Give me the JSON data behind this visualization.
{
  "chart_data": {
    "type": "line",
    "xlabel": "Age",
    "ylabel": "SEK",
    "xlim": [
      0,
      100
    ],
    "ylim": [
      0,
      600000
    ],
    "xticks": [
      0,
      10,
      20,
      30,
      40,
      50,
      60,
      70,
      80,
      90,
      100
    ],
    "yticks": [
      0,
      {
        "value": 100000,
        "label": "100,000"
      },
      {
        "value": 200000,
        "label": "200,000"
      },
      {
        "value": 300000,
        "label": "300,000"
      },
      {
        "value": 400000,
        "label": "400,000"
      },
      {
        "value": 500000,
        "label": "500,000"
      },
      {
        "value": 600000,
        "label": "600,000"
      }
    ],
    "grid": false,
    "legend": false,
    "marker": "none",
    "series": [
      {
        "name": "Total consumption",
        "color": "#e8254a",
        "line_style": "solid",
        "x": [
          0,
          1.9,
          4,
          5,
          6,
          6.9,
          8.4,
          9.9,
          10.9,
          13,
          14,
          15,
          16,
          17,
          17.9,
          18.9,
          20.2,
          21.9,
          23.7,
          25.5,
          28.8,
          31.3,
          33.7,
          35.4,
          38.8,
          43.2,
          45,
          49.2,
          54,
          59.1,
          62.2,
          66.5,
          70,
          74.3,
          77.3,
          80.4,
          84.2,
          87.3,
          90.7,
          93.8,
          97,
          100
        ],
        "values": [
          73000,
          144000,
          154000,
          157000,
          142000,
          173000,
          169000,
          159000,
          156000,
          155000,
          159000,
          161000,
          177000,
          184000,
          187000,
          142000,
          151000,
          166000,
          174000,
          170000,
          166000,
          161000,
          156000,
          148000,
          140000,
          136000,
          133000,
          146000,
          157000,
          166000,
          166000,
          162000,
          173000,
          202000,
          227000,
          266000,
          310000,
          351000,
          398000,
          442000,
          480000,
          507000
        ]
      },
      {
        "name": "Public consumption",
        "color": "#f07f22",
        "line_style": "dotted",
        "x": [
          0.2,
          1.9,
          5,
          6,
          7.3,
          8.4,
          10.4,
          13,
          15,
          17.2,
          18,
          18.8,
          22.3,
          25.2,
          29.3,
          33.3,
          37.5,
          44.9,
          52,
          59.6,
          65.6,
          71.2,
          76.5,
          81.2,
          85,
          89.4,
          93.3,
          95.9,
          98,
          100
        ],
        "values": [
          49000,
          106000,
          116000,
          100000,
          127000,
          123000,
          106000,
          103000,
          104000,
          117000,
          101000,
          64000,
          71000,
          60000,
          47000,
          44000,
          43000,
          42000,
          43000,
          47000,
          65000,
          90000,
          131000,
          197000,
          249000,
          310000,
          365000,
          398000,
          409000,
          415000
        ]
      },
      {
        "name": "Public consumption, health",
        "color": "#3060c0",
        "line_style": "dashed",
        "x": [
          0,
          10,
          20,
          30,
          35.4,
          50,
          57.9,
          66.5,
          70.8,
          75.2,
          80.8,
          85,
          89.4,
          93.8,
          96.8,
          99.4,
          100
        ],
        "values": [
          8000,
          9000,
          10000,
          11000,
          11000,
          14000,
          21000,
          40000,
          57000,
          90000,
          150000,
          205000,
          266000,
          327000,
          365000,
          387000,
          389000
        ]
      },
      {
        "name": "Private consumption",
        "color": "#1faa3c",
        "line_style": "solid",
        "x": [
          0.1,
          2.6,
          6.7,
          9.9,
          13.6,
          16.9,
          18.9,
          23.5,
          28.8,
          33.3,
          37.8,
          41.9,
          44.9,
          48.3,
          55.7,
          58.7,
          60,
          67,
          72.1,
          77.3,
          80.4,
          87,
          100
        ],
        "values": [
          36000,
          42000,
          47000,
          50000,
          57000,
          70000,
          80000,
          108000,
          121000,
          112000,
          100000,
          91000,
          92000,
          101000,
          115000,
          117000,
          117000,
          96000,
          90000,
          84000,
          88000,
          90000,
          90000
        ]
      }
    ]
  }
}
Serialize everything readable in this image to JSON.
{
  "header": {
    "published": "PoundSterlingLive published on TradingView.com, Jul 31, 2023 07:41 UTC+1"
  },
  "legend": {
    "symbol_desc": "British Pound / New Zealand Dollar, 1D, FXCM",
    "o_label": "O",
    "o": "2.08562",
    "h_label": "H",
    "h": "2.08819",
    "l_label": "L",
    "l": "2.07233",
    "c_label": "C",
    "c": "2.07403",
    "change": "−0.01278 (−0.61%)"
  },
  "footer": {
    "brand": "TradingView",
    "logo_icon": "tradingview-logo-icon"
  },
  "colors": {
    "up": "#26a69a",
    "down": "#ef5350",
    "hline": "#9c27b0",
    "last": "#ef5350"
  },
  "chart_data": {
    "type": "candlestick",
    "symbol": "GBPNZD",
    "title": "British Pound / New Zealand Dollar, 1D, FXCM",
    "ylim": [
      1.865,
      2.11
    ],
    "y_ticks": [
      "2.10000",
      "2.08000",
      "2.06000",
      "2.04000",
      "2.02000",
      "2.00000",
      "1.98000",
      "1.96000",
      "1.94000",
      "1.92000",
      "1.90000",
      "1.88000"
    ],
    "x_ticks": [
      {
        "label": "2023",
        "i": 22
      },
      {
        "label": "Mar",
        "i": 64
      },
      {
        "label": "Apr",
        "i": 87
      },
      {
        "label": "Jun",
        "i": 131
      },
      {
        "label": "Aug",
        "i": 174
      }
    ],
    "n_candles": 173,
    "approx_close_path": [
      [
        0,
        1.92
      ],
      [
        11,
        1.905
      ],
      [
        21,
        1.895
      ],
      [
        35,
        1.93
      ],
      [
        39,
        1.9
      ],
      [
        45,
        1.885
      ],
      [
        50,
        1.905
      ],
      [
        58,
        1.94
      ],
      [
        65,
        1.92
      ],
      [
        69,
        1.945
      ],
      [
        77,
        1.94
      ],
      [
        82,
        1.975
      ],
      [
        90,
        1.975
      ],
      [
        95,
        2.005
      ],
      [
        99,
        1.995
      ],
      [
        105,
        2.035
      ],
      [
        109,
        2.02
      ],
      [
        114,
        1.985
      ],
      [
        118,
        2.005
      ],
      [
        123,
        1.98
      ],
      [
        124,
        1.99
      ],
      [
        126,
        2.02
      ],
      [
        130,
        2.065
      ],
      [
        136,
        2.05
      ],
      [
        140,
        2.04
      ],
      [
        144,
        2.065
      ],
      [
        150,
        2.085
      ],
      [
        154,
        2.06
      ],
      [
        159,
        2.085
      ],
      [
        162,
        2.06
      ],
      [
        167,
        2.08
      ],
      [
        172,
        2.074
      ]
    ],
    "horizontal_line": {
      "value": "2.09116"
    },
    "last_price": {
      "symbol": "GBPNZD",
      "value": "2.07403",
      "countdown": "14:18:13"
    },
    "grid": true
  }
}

● ● ● ● ●

Return all of the data exactly as it reads.

Give me the JSON data behind this visualization.
{
  "chart_data": {
    "type": "line",
    "xlabel": "Age",
    "ylabel": "SEK",
    "xlim": [
      0,
      100
    ],
    "ylim": [
      0,
      600000
    ],
    "xticks": [
      0,
      10,
      20,
      30,
      40,
      50,
      60,
      70,
      80,
      90,
      100
    ],
    "yticks": [
      0,
      {
        "value": 100000,
        "label": "100,000"
      },
      {
        "value": 200000,
        "label": "200,000"
      },
      {
        "value": 300000,
        "label": "300,000"
      },
      {
        "value": 400000,
        "label": "400,000"
      },
      {
        "value": 500000,
        "label": "500,000"
      },
      {
        "value": 600000,
        "label": "600,000"
      }
    ],
    "grid": false,
    "legend": false,
    "marker": "none",
    "series": [
      {
        "name": "Total consumption",
        "color": "#e8254a",
        "line_style": "solid",
        "x": [
          0,
          1.9,
          4,
          5,
          6,
          6.9,
          8.4,
          9.9,
          10.9,
          13,
          14,
          15,
          16,
          17,
          17.9,
          18.9,
          20.2,
          21.9,
          23.7,
          25.5,
          28.8,
          31.3,
          33.7,
          35.4,
          38.8,
          43.2,
          45,
          49.2,
          54,
          59.1,
          62.2,
          66.5,
          70,
          74.3,
          77.3,
          80.4,
          84.2,
          87.3,
          90.7,
          93.8,
          97,
          100
        ],
        "values": [
          73000,
          144000,
          154000,
          157000,
          142000,
          173000,
          169000,
          159000,
          156000,
          155000,
          159000,
          161000,
          177000,
          184000,
          187000,
          142000,
          151000,
          166000,
          174000,
          170000,
          166000,
          161000,
          156000,
          148000,
          140000,
          136000,
          133000,
          146000,
          157000,
          166000,
          166000,
          162000,
          173000,
          202000,
          227000,
          266000,
          310000,
          351000,
          398000,
          442000,
          480000,
          507000
        ]
      },
      {
        "name": "Public consumption",
        "color": "#f07f22",
        "line_style": "dotted",
        "x": [
          0.2,
          1.9,
          5,
          6,
          7.3,
          8.4,
          10.4,
          13,
          15,
          17.2,
          18,
          18.8,
          22.3,
          25.2,
          29.3,
          33.3,
          37.5,
          44.9,
          52,
          59.6,
          65.6,
          71.2,
          76.5,
          81.2,
          85,
          89.4,
          93.3,
          95.9,
          98,
          100
        ],
        "values": [
          49000,
          106000,
          116000,
          100000,
          127000,
          123000,
          106000,
          103000,
          104000,
          117000,
          101000,
          64000,
          71000,
          60000,
          47000,
          44000,
          43000,
          42000,
          43000,
          47000,
          65000,
          90000,
          131000,
          197000,
          249000,
          310000,
          365000,
          398000,
          409000,
          415000
        ]
      },
      {
        "name": "Public consumption, health",
        "color": "#3060c0",
        "line_style": "dashed",
        "x": [
          0,
          10,
          20,
          30,
          35.4,
          50,
          57.9,
          66.5,
          70.8,
          75.2,
          80.8,
          85,
          89.4,
          93.8,
          96.8,
          99.4,
          100
        ],
        "values": [
          8000,
          9000,
          10000,
          11000,
          11000,
          14000,
          21000,
          40000,
          57000,
          90000,
          150000,
          205000,
          266000,
          327000,
          365000,
          387000,
          389000
        ]
      },
      {
        "name": "Private consumption",
        "color": "#1faa3c",
        "line_style": "solid",
        "x": [
          0.1,
          2.6,
          6.7,
          9.9,
          13.6,
          16.9,
          18.9,
          23.5,
          28.8,
          33.3,
          37.8,
          41.9,
          44.9,
          48.3,
          55.7,
          58.7,
          60,
          67,
          72.1,
          77.3,
          80.4,
          87,
          100
        ],
        "values": [
          36000,
          42000,
          47000,
          50000,
          57000,
          70000,
          80000,
          108000,
          121000,
          112000,
          100000,
          91000,
          92000,
          101000,
          115000,
          117000,
          117000,
          96000,
          90000,
          84000,
          88000,
          90000,
          90000
        ]
      }
    ]
  }
}
Serialize everything readable in this image to JSON.
{
  "header": {
    "published": "PoundSterlingLive published on TradingView.com, Jul 31, 2023 07:41 UTC+1"
  },
  "legend": {
    "symbol_desc": "British Pound / New Zealand Dollar, 1D, FXCM",
    "o_label": "O",
    "o": "2.08562",
    "h_label": "H",
    "h": "2.08819",
    "l_label": "L",
    "l": "2.07233",
    "c_label": "C",
    "c": "2.07403",
    "change": "−0.01278 (−0.61%)"
  },
  "footer": {
    "brand": "TradingView",
    "logo_icon": "tradingview-logo-icon"
  },
  "colors": {
    "up": "#26a69a",
    "down": "#ef5350",
    "hline": "#9c27b0",
    "last": "#ef5350"
  },
  "chart_data": {
    "type": "candlestick",
    "symbol": "GBPNZD",
    "title": "British Pound / New Zealand Dollar, 1D, FXCM",
    "ylim": [
      1.865,
      2.11
    ],
    "y_ticks": [
      "2.10000",
      "2.08000",
      "2.06000",
      "2.04000",
      "2.02000",
      "2.00000",
      "1.98000",
      "1.96000",
      "1.94000",
      "1.92000",
      "1.90000",
      "1.88000"
    ],
    "x_ticks": [
      {
        "label": "2023",
        "i": 22
      },
      {
        "label": "Mar",
        "i": 64
      },
      {
        "label": "Apr",
        "i": 87
      },
      {
        "label": "Jun",
        "i": 131
      },
      {
        "label": "Aug",
        "i": 174
      }
    ],
    "n_candles": 173,
    "approx_close_path": [
      [
        0,
        1.92
      ],
      [
        11,
        1.905
      ],
      [
        21,
        1.895
      ],
      [
        35,
        1.93
      ],
      [
        39,
        1.9
      ],
      [
        45,
        1.885
      ],
      [
        50,
        1.905
      ],
      [
        58,
        1.94
      ],
      [
        65,
        1.92
      ],
      [
        69,
        1.945
      ],
      [
        77,
        1.94
      ],
      [
        82,
        1.975
      ],
      [
        90,
        1.975
      ],
      [
        95,
        2.005
      ],
      [
        99,
        1.995
      ],
      [
        105,
        2.035
      ],
      [
        109,
        2.02
      ],
      [
        114,
        1.985
      ],
      [
        118,
        2.005
      ],
      [
        123,
        1.98
      ],
      [
        124,
        1.99
      ],
      [
        126,
        2.02
      ],
      [
        130,
        2.065
      ],
      [
        136,
        2.05
      ],
      [
        140,
        2.04
      ],
      [
        144,
        2.065
      ],
      [
        150,
        2.085
      ],
      [
        154,
        2.06
      ],
      [
        159,
        2.085
      ],
      [
        162,
        2.06
      ],
      [
        167,
        2.08
      ],
      [
        172,
        2.074
      ]
    ],
    "horizontal_line": {
      "value": "2.09116"
    },
    "last_price": {
      "symbol": "GBPNZD",
      "value": "2.07403",
      "countdown": "14:18:13"
    },
    "grid": true
  }
}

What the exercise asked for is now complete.